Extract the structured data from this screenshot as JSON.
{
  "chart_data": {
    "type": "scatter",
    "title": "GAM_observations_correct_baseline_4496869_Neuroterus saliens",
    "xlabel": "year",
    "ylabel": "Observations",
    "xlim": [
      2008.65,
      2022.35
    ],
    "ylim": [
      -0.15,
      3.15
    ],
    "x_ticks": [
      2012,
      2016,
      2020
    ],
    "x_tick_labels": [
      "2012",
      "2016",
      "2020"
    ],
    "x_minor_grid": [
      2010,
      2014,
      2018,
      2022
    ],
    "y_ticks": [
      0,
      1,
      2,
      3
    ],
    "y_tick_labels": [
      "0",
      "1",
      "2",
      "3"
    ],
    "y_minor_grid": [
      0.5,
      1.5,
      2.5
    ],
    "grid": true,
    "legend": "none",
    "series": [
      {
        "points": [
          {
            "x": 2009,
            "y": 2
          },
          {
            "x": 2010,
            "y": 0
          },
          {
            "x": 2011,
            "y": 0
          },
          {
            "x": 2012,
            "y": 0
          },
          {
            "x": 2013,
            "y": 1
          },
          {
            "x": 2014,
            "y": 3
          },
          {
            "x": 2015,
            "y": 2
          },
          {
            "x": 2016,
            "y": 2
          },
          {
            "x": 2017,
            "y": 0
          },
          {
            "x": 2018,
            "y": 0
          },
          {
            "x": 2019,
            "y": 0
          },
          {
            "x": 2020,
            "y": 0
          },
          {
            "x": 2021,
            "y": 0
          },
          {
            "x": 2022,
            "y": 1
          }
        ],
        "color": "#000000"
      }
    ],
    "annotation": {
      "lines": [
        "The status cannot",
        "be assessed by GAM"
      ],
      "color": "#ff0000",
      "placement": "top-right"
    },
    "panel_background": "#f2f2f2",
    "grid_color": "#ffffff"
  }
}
= = = =
GIVEN PROBLEM :: Every line of the data above should be copied exactly.

RESPONSE ::
Extract the structured data from this screenshot as JSON.
{
  "chart_data": {
    "type": "scatter",
    "title": "GAM_observations_correct_baseline_4496869_Neuroterus saliens",
    "xlabel": "year",
    "ylabel": "Observations",
    "xlim": [
      2008.65,
      2022.35
    ],
    "ylim": [
      -0.15,
      3.15
    ],
    "x_ticks": [
      2012,
      2016,
      2020
    ],
    "x_tick_labels": [
      "2012",
      "2016",
      "2020"
    ],
    "x_minor_grid": [
      2010,
      2014,
      2018,
      2022
    ],
    "y_ticks": [
      0,
      1,
      2,
      3
    ],
    "y_tick_labels": [
      "0",
      "1",
      "2",
      "3"
    ],
    "y_minor_grid": [
      0.5,
      1.5,
      2.5
    ],
    "grid": true,
    "legend": "none",
    "series": [
      {
        "points": [
          {
            "x": 2009,
            "y": 2
          },
          {
            "x": 2010,
            "y": 0
          },
          {
            "x": 2011,
            "y": 0
          },
          {
            "x": 2012,
            "y": 0
          },
          {
            "x": 2013,
            "y": 1
          },
          {
            "x": 2014,
            "y": 3
          },
          {
            "x": 2015,
            "y": 2
          },
          {
            "x": 2016,
            "y": 2
          },
          {
            "x": 2017,
            "y": 0
          },
          {
            "x": 2018,
            "y": 0
          },
          {
            "x": 2019,
            "y": 0
          },
          {
            "x": 2020,
            "y": 0
          },
          {
            "x": 2021,
            "y": 0
          },
          {
            "x": 2022,
            "y": 1
          }
        ],
        "color": "#000000"
      }
    ],
    "annotation": {
      "lines": [
        "The status cannot",
        "be assessed by GAM"
      ],
      "color": "#ff0000",
      "placement": "top-right"
    },
    "panel_background": "#f2f2f2",
    "grid_color": "#ffffff"
  }
}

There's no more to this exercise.